- [WHAT THIS TASK INVOLVES]: Set down the whole listing verbatim.

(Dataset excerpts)
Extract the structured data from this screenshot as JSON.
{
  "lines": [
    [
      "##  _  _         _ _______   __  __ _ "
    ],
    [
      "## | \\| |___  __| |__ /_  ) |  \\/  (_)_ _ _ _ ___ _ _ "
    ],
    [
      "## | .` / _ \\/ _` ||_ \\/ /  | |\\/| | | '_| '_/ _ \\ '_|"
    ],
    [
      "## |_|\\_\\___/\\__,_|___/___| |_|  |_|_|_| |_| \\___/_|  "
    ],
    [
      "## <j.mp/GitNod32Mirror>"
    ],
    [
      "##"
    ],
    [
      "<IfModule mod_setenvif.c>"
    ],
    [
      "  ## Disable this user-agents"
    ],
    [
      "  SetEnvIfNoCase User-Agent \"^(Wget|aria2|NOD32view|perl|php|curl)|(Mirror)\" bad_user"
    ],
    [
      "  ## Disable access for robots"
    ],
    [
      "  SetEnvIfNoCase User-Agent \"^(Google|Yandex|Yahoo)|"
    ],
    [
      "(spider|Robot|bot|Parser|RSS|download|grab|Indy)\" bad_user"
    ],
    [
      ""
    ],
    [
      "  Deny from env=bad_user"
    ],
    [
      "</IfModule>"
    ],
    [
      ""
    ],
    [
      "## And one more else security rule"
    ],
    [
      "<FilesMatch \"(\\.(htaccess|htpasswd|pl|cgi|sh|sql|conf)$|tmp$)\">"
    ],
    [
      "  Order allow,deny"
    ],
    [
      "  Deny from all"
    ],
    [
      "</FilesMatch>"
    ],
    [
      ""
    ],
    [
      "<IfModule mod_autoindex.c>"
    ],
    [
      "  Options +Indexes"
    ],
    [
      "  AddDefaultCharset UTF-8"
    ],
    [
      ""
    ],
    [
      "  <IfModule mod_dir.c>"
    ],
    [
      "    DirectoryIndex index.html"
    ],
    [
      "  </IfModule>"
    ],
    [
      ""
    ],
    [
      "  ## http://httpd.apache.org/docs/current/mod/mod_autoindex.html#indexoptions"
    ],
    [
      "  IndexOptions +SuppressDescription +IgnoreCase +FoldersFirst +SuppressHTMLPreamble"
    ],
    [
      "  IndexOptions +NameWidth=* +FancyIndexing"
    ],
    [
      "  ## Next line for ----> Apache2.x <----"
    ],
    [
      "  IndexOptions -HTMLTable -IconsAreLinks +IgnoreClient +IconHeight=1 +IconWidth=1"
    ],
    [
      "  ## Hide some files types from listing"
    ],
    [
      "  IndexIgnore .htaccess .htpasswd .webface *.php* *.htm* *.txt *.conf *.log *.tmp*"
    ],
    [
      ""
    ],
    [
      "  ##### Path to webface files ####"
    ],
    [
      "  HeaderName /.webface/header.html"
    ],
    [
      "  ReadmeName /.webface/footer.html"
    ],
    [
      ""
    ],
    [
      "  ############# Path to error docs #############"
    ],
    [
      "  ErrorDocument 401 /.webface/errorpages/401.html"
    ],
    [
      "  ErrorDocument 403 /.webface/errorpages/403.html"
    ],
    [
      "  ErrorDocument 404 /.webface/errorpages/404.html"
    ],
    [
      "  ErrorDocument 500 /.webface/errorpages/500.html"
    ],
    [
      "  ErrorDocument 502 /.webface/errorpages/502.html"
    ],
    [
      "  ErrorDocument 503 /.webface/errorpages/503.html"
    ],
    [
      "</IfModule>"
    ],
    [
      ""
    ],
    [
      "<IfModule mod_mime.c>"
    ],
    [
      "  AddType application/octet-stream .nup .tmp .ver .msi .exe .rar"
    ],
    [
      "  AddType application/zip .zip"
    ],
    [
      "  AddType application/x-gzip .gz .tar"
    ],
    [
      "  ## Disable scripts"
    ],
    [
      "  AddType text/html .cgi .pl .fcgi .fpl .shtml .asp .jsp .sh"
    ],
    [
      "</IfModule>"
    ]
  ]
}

- [RESPONSE BELOW]:
Extract the structured data from this screenshot as JSON.
{
  "lines": [
    [
      "##  _  _         _ _______   __  __ _ "
    ],
    [
      "## | \\| |___  __| |__ /_  ) |  \\/  (_)_ _ _ _ ___ _ _ "
    ],
    [
      "## | .` / _ \\/ _` ||_ \\/ /  | |\\/| | | '_| '_/ _ \\ '_|"
    ],
    [
      "## |_|\\_\\___/\\__,_|___/___| |_|  |_|_|_| |_| \\___/_|  "
    ],
    [
      "## <j.mp/GitNod32Mirror>"
    ],
    [
      "##"
    ],
    [
      "<IfModule mod_setenvif.c>"
    ],
    [
      "  ## Disable this user-agents"
    ],
    [
      "  SetEnvIfNoCase User-Agent \"^(Wget|aria2|NOD32view|perl|php|curl)|(Mirror)\" bad_user"
    ],
    [
      "  ## Disable access for robots"
    ],
    [
      "  SetEnvIfNoCase User-Agent \"^(Google|Yandex|Yahoo)|"
    ],
    [
      "(spider|Robot|bot|Parser|RSS|download|grab|Indy)\" bad_user"
    ],
    [
      ""
    ],
    [
      "  Deny from env=bad_user"
    ],
    [
      "</IfModule>"
    ],
    [
      ""
    ],
    [
      "## And one more else security rule"
    ],
    [
      "<FilesMatch \"(\\.(htaccess|htpasswd|pl|cgi|sh|sql|conf)$|tmp$)\">"
    ],
    [
      "  Order allow,deny"
    ],
    [
      "  Deny from all"
    ],
    [
      "</FilesMatch>"
    ],
    [
      ""
    ],
    [
      "<IfModule mod_autoindex.c>"
    ],
    [
      "  Options +Indexes"
    ],
    [
      "  AddDefaultCharset UTF-8"
    ],
    [
      ""
    ],
    [
      "  <IfModule mod_dir.c>"
    ],
    [
      "    DirectoryIndex index.html"
    ],
    [
      "  </IfModule>"
    ],
    [
      ""
    ],
    [
      "  ## http://httpd.apache.org/docs/current/mod/mod_autoindex.html#indexoptions"
    ],
    [
      "  IndexOptions +SuppressDescription +IgnoreCase +FoldersFirst +SuppressHTMLPreamble"
    ],
    [
      "  IndexOptions +NameWidth=* +FancyIndexing"
    ],
    [
      "  ## Next line for ----> Apache2.x <----"
    ],
    [
      "  IndexOptions -HTMLTable -IconsAreLinks +IgnoreClient +IconHeight=1 +IconWidth=1"
    ],
    [
      "  ## Hide some files types from listing"
    ],
    [
      "  IndexIgnore .htaccess .htpasswd .webface *.php* *.htm* *.txt *.conf *.log *.tmp*"
    ],
    [
      ""
    ],
    [
      "  ##### Path to webface files ####"
    ],
    [
      "  HeaderName /.webface/header.html"
    ],
    [
      "  ReadmeName /.webface/footer.html"
    ],
    [
      ""
    ],
    [
      "  ############# Path to error docs #############"
    ],
    [
      "  ErrorDocument 401 /.webface/errorpages/401.html"
    ],
    [
      "  ErrorDocument 403 /.webface/errorpages/403.html"
    ],
    [
      "  ErrorDocument 404 /.webface/errorpages/404.html"
    ],
    [
      "  ErrorDocument 500 /.webface/errorpages/500.html"
    ],
    [
      "  ErrorDocument 502 /.webface/errorpages/502.html"
    ],
    [
      "  ErrorDocument 503 /.webface/errorpages/503.html"
    ],
    [
      "</IfModule>"
    ],
    [
      ""
    ],
    [
      "<IfModule mod_mime.c>"
    ],
    [
      "  AddType application/octet-stream .nup .tmp .ver .msi .exe .rar"
    ],
    [
      "  AddType application/zip .zip"
    ],
    [
      "  AddType application/x-gzip .gz .tar"
    ],
    [
      "  ## Disable scripts"
    ],
    [
      "  AddType text/html .cgi .pl .fcgi .fpl .shtml .asp .jsp .sh"
    ],
    [
      "</IfModule>"
    ]
  ]
}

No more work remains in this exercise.